Reproduce the listing exactly, with no pictures in your copy.

****************

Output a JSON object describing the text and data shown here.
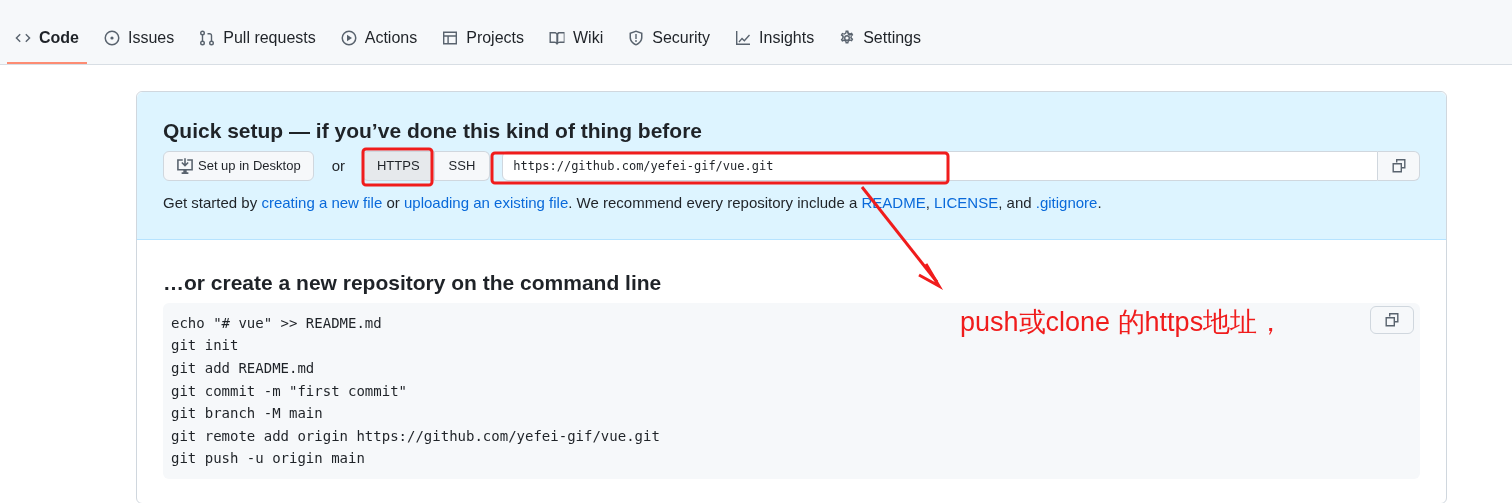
{
  "tabs": [
    {
      "label": "Code",
      "selected": true
    },
    {
      "label": "Issues",
      "selected": false
    },
    {
      "label": "Pull requests",
      "selected": false
    },
    {
      "label": "Actions",
      "selected": false
    },
    {
      "label": "Projects",
      "selected": false
    },
    {
      "label": "Wiki",
      "selected": false
    },
    {
      "label": "Security",
      "selected": false
    },
    {
      "label": "Insights",
      "selected": false
    },
    {
      "label": "Settings",
      "selected": false
    }
  ],
  "quick_setup": {
    "title": "Quick setup — if you’ve done this kind of thing before",
    "desktop_button": "Set up in Desktop",
    "or_label": "or",
    "protocols": [
      {
        "label": "HTTPS",
        "selected": true
      },
      {
        "label": "SSH",
        "selected": false
      }
    ],
    "clone_url": "https://github.com/yefei-gif/vue.git",
    "intro": [
      {
        "kind": "text",
        "text": "Get started by "
      },
      {
        "kind": "link",
        "text": "creating a new file"
      },
      {
        "kind": "text",
        "text": " or "
      },
      {
        "kind": "link",
        "text": "uploading an existing file"
      },
      {
        "kind": "text",
        "text": ". We recommend every repository include a "
      },
      {
        "kind": "link",
        "text": "README"
      },
      {
        "kind": "text",
        "text": ", "
      },
      {
        "kind": "link",
        "text": "LICENSE"
      },
      {
        "kind": "text",
        "text": ", and "
      },
      {
        "kind": "link",
        "text": ".gitignore"
      },
      {
        "kind": "text",
        "text": "."
      }
    ]
  },
  "command_line": {
    "title": "…or create a new repository on the command line",
    "lines": [
      "echo \"# vue\" >> README.md",
      "git init",
      "git add README.md",
      "git commit -m \"first commit\"",
      "git branch -M main",
      "git remote add origin https://github.com/yefei-gif/vue.git",
      "git push -u origin main"
    ]
  },
  "annotation": {
    "text": "push或clone 的https地址，"
  }
}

****************

**SOLUTION:**
Output a JSON object describing the text and data shown here.
{
  "tabs": [
    {
      "label": "Code",
      "selected": true
    },
    {
      "label": "Issues",
      "selected": false
    },
    {
      "label": "Pull requests",
      "selected": false
    },
    {
      "label": "Actions",
      "selected": false
    },
    {
      "label": "Projects",
      "selected": false
    },
    {
      "label": "Wiki",
      "selected": false
    },
    {
      "label": "Security",
      "selected": false
    },
    {
      "label": "Insights",
      "selected": false
    },
    {
      "label": "Settings",
      "selected": false
    }
  ],
  "quick_setup": {
    "title": "Quick setup — if you’ve done this kind of thing before",
    "desktop_button": "Set up in Desktop",
    "or_label": "or",
    "protocols": [
      {
        "label": "HTTPS",
        "selected": true
      },
      {
        "label": "SSH",
        "selected": false
      }
    ],
    "clone_url": "https://github.com/yefei-gif/vue.git",
    "intro": [
      {
        "kind": "text",
        "text": "Get started by "
      },
      {
        "kind": "link",
        "text": "creating a new file"
      },
      {
        "kind": "text",
        "text": " or "
      },
      {
        "kind": "link",
        "text": "uploading an existing file"
      },
      {
        "kind": "text",
        "text": ". We recommend every repository include a "
      },
      {
        "kind": "link",
        "text": "README"
      },
      {
        "kind": "text",
        "text": ", "
      },
      {
        "kind": "link",
        "text": "LICENSE"
      },
      {
        "kind": "text",
        "text": ", and "
      },
      {
        "kind": "link",
        "text": ".gitignore"
      },
      {
        "kind": "text",
        "text": "."
      }
    ]
  },
  "command_line": {
    "title": "…or create a new repository on the command line",
    "lines": [
      "echo \"# vue\" >> README.md",
      "git init",
      "git add README.md",
      "git commit -m \"first commit\"",
      "git branch -M main",
      "git remote add origin https://github.com/yefei-gif/vue.git",
      "git push -u origin main"
    ]
  },
  "annotation": {
    "text": "push或clone 的https地址，"
  }
}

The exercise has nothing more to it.